[Items from a figure collection]

====================

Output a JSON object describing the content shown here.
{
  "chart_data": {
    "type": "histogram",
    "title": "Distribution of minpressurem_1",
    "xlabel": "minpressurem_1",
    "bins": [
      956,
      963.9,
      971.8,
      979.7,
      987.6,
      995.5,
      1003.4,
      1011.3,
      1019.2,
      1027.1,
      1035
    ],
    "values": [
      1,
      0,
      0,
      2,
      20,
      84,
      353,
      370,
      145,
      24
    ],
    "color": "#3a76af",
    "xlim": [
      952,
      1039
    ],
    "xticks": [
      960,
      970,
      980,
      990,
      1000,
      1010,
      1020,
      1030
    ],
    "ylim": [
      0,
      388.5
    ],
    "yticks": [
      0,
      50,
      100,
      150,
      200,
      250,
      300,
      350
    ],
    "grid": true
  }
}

====================

- [What the task asks]: Each line in the material above must be retyped without alteration.

- [Completed exercise]:
Output a JSON object describing the content shown here.
{
  "chart_data": {
    "type": "histogram",
    "title": "Distribution of minpressurem_1",
    "xlabel": "minpressurem_1",
    "bins": [
      956,
      963.9,
      971.8,
      979.7,
      987.6,
      995.5,
      1003.4,
      1011.3,
      1019.2,
      1027.1,
      1035
    ],
    "values": [
      1,
      0,
      0,
      2,
      20,
      84,
      353,
      370,
      145,
      24
    ],
    "color": "#3a76af",
    "xlim": [
      952,
      1039
    ],
    "xticks": [
      960,
      970,
      980,
      990,
      1000,
      1010,
      1020,
      1030
    ],
    "ylim": [
      0,
      388.5
    ],
    "yticks": [
      0,
      50,
      100,
      150,
      200,
      250,
      300,
      350
    ],
    "grid": true
  }
}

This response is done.